**MATERIAL FOR THIS EXERCISE:**
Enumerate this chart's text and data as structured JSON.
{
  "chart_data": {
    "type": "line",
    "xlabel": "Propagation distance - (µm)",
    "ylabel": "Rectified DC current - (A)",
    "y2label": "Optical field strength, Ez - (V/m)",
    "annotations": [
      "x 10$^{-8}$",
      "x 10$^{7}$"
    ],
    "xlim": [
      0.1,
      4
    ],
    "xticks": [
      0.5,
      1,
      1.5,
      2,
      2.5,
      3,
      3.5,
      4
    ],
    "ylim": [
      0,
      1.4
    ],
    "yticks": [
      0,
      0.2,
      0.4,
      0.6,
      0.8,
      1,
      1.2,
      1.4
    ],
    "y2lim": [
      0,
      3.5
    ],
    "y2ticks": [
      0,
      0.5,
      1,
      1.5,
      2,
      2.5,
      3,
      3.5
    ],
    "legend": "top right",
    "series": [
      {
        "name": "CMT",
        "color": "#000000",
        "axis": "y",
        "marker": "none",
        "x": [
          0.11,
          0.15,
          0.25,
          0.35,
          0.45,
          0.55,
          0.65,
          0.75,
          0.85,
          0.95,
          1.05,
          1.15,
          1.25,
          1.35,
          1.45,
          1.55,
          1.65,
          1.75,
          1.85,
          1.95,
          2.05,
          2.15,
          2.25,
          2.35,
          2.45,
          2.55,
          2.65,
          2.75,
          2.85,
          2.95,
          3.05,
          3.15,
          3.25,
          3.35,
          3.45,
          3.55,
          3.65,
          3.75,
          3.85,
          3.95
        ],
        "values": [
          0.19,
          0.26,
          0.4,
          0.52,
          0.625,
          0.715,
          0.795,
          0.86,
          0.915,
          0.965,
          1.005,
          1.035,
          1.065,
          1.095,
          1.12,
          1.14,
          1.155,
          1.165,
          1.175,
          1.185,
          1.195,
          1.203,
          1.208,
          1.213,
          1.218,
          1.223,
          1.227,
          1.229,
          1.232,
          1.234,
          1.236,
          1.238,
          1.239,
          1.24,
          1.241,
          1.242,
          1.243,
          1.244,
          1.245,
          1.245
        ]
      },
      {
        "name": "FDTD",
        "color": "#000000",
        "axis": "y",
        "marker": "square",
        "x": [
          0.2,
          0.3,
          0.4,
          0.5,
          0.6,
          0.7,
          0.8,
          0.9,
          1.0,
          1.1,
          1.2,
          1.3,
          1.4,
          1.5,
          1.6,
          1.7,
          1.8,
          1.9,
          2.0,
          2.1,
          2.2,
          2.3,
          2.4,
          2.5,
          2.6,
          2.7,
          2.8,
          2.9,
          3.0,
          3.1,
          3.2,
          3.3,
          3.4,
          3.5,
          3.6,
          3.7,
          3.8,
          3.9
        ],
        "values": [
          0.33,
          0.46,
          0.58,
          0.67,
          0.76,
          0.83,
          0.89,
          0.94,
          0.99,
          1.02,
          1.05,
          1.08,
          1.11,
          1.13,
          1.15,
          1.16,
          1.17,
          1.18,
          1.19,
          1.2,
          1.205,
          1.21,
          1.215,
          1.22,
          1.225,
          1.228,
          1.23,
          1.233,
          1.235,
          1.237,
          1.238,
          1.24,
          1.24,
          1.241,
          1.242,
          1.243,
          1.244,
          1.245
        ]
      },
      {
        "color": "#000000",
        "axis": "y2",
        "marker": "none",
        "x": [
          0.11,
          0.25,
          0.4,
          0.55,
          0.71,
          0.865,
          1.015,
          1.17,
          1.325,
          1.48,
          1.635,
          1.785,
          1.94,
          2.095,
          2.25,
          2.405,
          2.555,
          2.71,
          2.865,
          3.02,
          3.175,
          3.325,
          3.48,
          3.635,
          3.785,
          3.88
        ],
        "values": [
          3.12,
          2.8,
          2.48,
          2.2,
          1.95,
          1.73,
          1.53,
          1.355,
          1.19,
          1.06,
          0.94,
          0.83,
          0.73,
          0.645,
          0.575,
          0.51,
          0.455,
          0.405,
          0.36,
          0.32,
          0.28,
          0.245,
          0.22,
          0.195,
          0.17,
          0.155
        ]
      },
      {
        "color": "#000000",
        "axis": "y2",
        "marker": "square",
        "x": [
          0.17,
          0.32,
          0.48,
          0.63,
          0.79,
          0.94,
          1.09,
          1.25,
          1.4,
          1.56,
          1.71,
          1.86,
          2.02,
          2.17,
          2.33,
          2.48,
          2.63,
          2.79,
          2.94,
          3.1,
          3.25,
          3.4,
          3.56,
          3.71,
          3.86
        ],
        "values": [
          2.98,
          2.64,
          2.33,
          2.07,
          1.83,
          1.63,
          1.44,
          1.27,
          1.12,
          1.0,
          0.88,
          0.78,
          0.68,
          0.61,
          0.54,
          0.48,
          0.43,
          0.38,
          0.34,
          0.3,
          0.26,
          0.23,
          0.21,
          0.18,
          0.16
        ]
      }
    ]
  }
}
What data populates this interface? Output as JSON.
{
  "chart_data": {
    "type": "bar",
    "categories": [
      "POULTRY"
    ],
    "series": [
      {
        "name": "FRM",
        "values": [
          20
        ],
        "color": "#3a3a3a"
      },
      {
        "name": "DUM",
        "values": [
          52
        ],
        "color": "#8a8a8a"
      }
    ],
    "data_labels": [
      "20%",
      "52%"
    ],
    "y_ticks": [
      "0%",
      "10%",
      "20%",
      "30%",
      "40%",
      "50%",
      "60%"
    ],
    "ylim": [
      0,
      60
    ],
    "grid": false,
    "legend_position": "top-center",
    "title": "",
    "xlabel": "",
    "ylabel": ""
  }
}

**EXERCISE INSTRUCTIONS:**
Each line from the one containing "What data populates" through the end of the entries, both included, is to be returned exactly, with no other lines.

**RESULT:**
What data populates this interface? Output as JSON.
{
  "chart_data": {
    "type": "bar",
    "categories": [
      "POULTRY"
    ],
    "series": [
      {
        "name": "FRM",
        "values": [
          20
        ],
        "color": "#3a3a3a"
      },
      {
        "name": "DUM",
        "values": [
          52
        ],
        "color": "#8a8a8a"
      }
    ],
    "data_labels": [
      "20%",
      "52%"
    ],
    "y_ticks": [
      "0%",
      "10%",
      "20%",
      "30%",
      "40%",
      "50%",
      "60%"
    ],
    "ylim": [
      0,
      60
    ],
    "grid": false,
    "legend_position": "top-center",
    "title": "",
    "xlabel": "",
    "ylabel": ""
  }
}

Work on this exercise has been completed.